▶ What the task asks: Restate the full set of records exactly, without adding or dropping a word.

— START OF Input for this task —

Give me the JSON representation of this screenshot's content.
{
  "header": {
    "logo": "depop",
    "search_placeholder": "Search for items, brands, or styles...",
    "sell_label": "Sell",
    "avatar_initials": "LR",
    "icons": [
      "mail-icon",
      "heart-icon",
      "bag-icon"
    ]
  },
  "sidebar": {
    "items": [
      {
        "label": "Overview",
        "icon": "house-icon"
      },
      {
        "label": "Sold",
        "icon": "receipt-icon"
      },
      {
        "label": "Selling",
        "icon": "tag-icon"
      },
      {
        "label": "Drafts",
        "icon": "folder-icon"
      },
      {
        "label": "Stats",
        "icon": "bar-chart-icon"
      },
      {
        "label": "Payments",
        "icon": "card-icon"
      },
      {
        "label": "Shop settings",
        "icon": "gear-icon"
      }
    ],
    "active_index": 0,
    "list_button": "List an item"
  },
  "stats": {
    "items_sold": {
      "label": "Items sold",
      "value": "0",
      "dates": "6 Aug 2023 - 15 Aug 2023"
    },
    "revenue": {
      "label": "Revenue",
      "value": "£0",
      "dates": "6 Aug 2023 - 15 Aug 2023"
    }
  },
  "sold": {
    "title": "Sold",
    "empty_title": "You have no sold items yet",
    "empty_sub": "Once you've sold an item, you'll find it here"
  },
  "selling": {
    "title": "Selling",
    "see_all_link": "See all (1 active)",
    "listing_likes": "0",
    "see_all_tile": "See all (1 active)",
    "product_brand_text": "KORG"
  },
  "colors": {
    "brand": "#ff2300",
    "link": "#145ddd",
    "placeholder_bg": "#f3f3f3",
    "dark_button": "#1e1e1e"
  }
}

— END OF Input for this task —

▶ Full answer:
Give me the JSON representation of this screenshot's content.
{
  "header": {
    "logo": "depop",
    "search_placeholder": "Search for items, brands, or styles...",
    "sell_label": "Sell",
    "avatar_initials": "LR",
    "icons": [
      "mail-icon",
      "heart-icon",
      "bag-icon"
    ]
  },
  "sidebar": {
    "items": [
      {
        "label": "Overview",
        "icon": "house-icon"
      },
      {
        "label": "Sold",
        "icon": "receipt-icon"
      },
      {
        "label": "Selling",
        "icon": "tag-icon"
      },
      {
        "label": "Drafts",
        "icon": "folder-icon"
      },
      {
        "label": "Stats",
        "icon": "bar-chart-icon"
      },
      {
        "label": "Payments",
        "icon": "card-icon"
      },
      {
        "label": "Shop settings",
        "icon": "gear-icon"
      }
    ],
    "active_index": 0,
    "list_button": "List an item"
  },
  "stats": {
    "items_sold": {
      "label": "Items sold",
      "value": "0",
      "dates": "6 Aug 2023 - 15 Aug 2023"
    },
    "revenue": {
      "label": "Revenue",
      "value": "£0",
      "dates": "6 Aug 2023 - 15 Aug 2023"
    }
  },
  "sold": {
    "title": "Sold",
    "empty_title": "You have no sold items yet",
    "empty_sub": "Once you've sold an item, you'll find it here"
  },
  "selling": {
    "title": "Selling",
    "see_all_link": "See all (1 active)",
    "listing_likes": "0",
    "see_all_tile": "See all (1 active)",
    "product_brand_text": "KORG"
  },
  "colors": {
    "brand": "#ff2300",
    "link": "#145ddd",
    "placeholder_bg": "#f3f3f3",
    "dark_button": "#1e1e1e"
  }
}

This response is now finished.